Problem statement
Write out the records word for word, with no pictures.

Data records
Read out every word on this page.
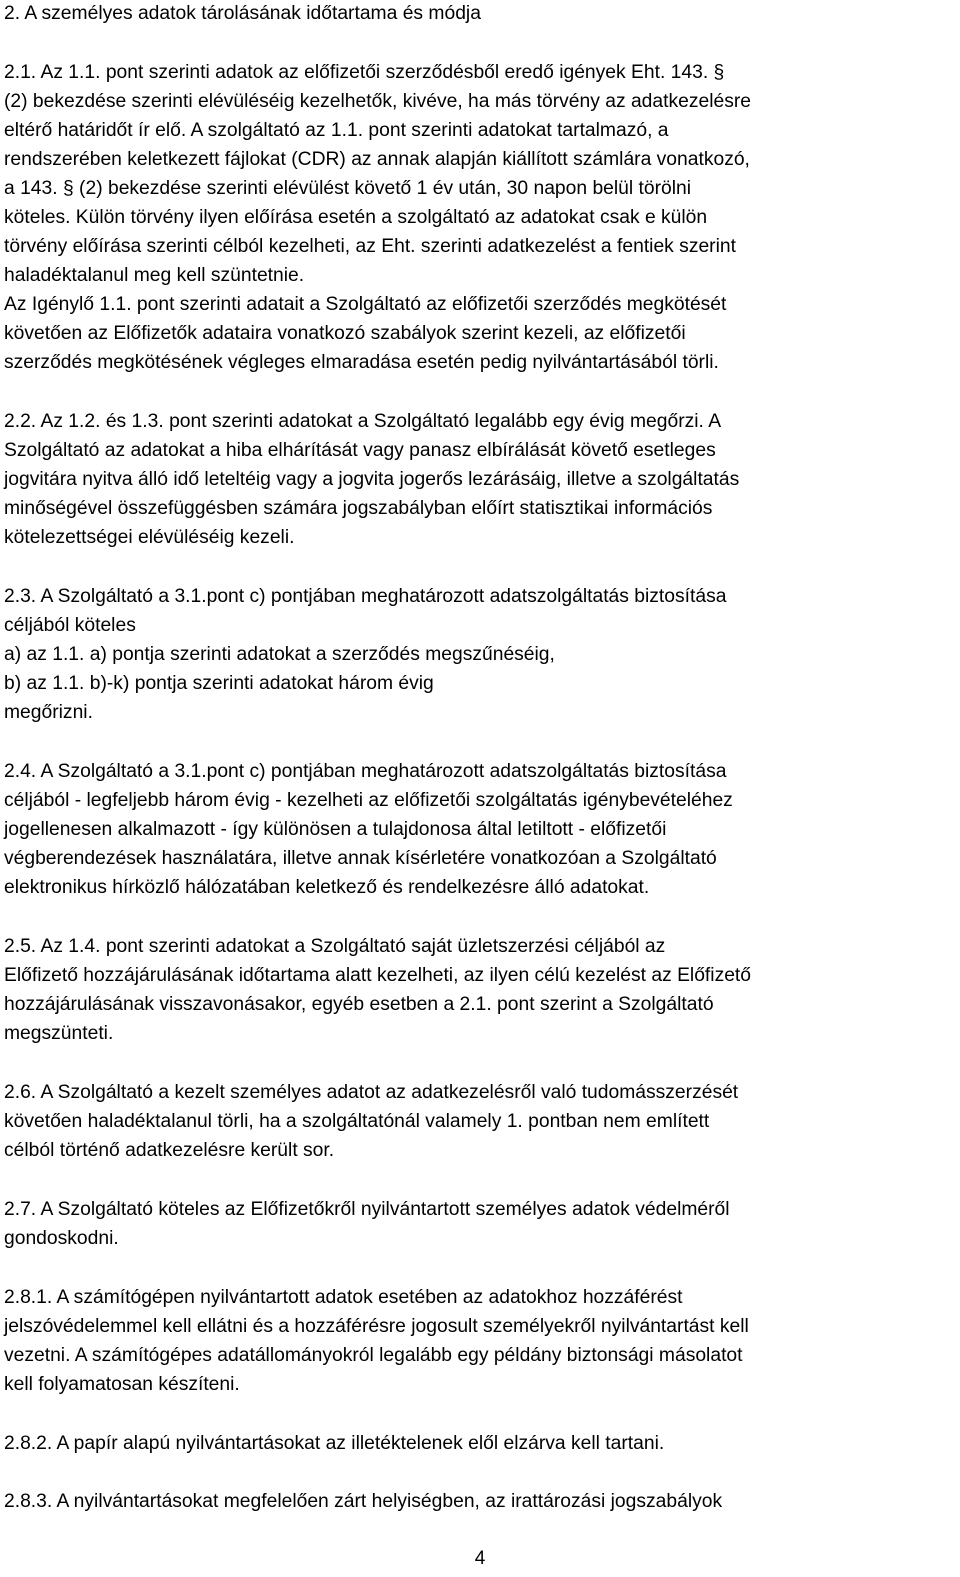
2. A személyes adatok tárolásának időtartama és módja
2.1. Az 1.1. pont szerinti adatok az előfizetői szerződésből eredő igények Eht. 143. §
(2) bekezdése szerinti elévüléséig kezelhetők, kivéve, ha más törvény az adatkezelésre
eltérő határidőt ír elő. A szolgáltató az 1.1. pont szerinti adatokat tartalmazó, a
rendszerében keletkezett fájlokat (CDR) az annak alapján kiállított számlára vonatkozó,
a 143. § (2) bekezdése szerinti elévülést követő 1 év után, 30 napon belül törölni
köteles. Külön törvény ilyen előírása esetén a szolgáltató az adatokat csak e külön
törvény előírása szerinti célból kezelheti, az Eht. szerinti adatkezelést a fentiek szerint
haladéktalanul meg kell szüntetnie.
Az Igénylő 1.1. pont szerinti adatait a Szolgáltató az előfizetői szerződés megkötését
követően az Előfizetők adataira vonatkozó szabályok szerint kezeli, az előfizetői
szerződés megkötésének végleges elmaradása esetén pedig nyilvántartásából törli.
2.2. Az 1.2. és 1.3. pont szerinti adatokat a Szolgáltató legalább egy évig megőrzi. A
Szolgáltató az adatokat a hiba elhárítását vagy panasz elbírálását követő esetleges
jogvitára nyitva álló idő leteltéig vagy a jogvita jogerős lezárásáig, illetve a szolgáltatás
minőségével összefüggésben számára jogszabályban előírt statisztikai információs
kötelezettségei elévüléséig kezeli.
2.3. A Szolgáltató a 3.1.pont c) pontjában meghatározott adatszolgáltatás biztosítása
céljából köteles
a) az 1.1. a) pontja szerinti adatokat a szerződés megszűnéséig,
b) az 1.1. b)-k) pontja szerinti adatokat három évig
megőrizni.
2.4. A Szolgáltató a 3.1.pont c) pontjában meghatározott adatszolgáltatás biztosítása
céljából - legfeljebb három évig - kezelheti az előfizetői szolgáltatás igénybevételéhez
jogellenesen alkalmazott - így különösen a tulajdonosa által letiltott - előfizetői
végberendezések használatára, illetve annak kísérletére vonatkozóan a Szolgáltató
elektronikus hírközlő hálózatában keletkező és rendelkezésre álló adatokat.
2.5. Az 1.4. pont szerinti adatokat a Szolgáltató saját üzletszerzési céljából az
Előfizető hozzájárulásának időtartama alatt kezelheti, az ilyen célú kezelést az Előfizető
hozzájárulásának visszavonásakor, egyéb esetben a 2.1. pont szerint a Szolgáltató
megszünteti.
2.6. A Szolgáltató a kezelt személyes adatot az adatkezelésről való tudomásszerzését
követően haladéktalanul törli, ha a szolgáltatónál valamely 1. pontban nem említett
célból történő adatkezelésre került sor.
2.7. A Szolgáltató köteles az Előfizetőkről nyilvántartott személyes adatok védelméről
gondoskodni.
2.8.1. A számítógépen nyilvántartott adatok esetében az adatokhoz hozzáférést
jelszóvédelemmel kell ellátni és a hozzáférésre jogosult személyekről nyilvántartást kell
vezetni. A számítógépes adatállományokról legalább egy példány biztonsági másolatot
kell folyamatosan készíteni.
2.8.2. A papír alapú nyilvántartásokat az illetéktelenek elől elzárva kell tartani.
2.8.3. A nyilvántartásokat megfelelően zárt helyiségben, az irattározási jogszabályok
4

Solved exercise
Read out every word on this page.
2. A személyes adatok tárolásának időtartama és módja
2.1. Az 1.1. pont szerinti adatok az előfizetői szerződésből eredő igények Eht. 143. §
(2) bekezdése szerinti elévüléséig kezelhetők, kivéve, ha más törvény az adatkezelésre
eltérő határidőt ír elő. A szolgáltató az 1.1. pont szerinti adatokat tartalmazó, a
rendszerében keletkezett fájlokat (CDR) az annak alapján kiállított számlára vonatkozó,
a 143. § (2) bekezdése szerinti elévülést követő 1 év után, 30 napon belül törölni
köteles. Külön törvény ilyen előírása esetén a szolgáltató az adatokat csak e külön
törvény előírása szerinti célból kezelheti, az Eht. szerinti adatkezelést a fentiek szerint
haladéktalanul meg kell szüntetnie.
Az Igénylő 1.1. pont szerinti adatait a Szolgáltató az előfizetői szerződés megkötését
követően az Előfizetők adataira vonatkozó szabályok szerint kezeli, az előfizetői
szerződés megkötésének végleges elmaradása esetén pedig nyilvántartásából törli.
2.2. Az 1.2. és 1.3. pont szerinti adatokat a Szolgáltató legalább egy évig megőrzi. A
Szolgáltató az adatokat a hiba elhárítását vagy panasz elbírálását követő esetleges
jogvitára nyitva álló idő leteltéig vagy a jogvita jogerős lezárásáig, illetve a szolgáltatás
minőségével összefüggésben számára jogszabályban előírt statisztikai információs
kötelezettségei elévüléséig kezeli.
2.3. A Szolgáltató a 3.1.pont c) pontjában meghatározott adatszolgáltatás biztosítása
céljából köteles
a) az 1.1. a) pontja szerinti adatokat a szerződés megszűnéséig,
b) az 1.1. b)-k) pontja szerinti adatokat három évig
megőrizni.
2.4. A Szolgáltató a 3.1.pont c) pontjában meghatározott adatszolgáltatás biztosítása
céljából - legfeljebb három évig - kezelheti az előfizetői szolgáltatás igénybevételéhez
jogellenesen alkalmazott - így különösen a tulajdonosa által letiltott - előfizetői
végberendezések használatára, illetve annak kísérletére vonatkozóan a Szolgáltató
elektronikus hírközlő hálózatában keletkező és rendelkezésre álló adatokat.
2.5. Az 1.4. pont szerinti adatokat a Szolgáltató saját üzletszerzési céljából az
Előfizető hozzájárulásának időtartama alatt kezelheti, az ilyen célú kezelést az Előfizető
hozzájárulásának visszavonásakor, egyéb esetben a 2.1. pont szerint a Szolgáltató
megszünteti.
2.6. A Szolgáltató a kezelt személyes adatot az adatkezelésről való tudomásszerzését
követően haladéktalanul törli, ha a szolgáltatónál valamely 1. pontban nem említett
célból történő adatkezelésre került sor.
2.7. A Szolgáltató köteles az Előfizetőkről nyilvántartott személyes adatok védelméről
gondoskodni.
2.8.1. A számítógépen nyilvántartott adatok esetében az adatokhoz hozzáférést
jelszóvédelemmel kell ellátni és a hozzáférésre jogosult személyekről nyilvántartást kell
vezetni. A számítógépes adatállományokról legalább egy példány biztonsági másolatot
kell folyamatosan készíteni.
2.8.2. A papír alapú nyilvántartásokat az illetéktelenek elől elzárva kell tartani.
2.8.3. A nyilvántartásokat megfelelően zárt helyiségben, az irattározási jogszabályok
4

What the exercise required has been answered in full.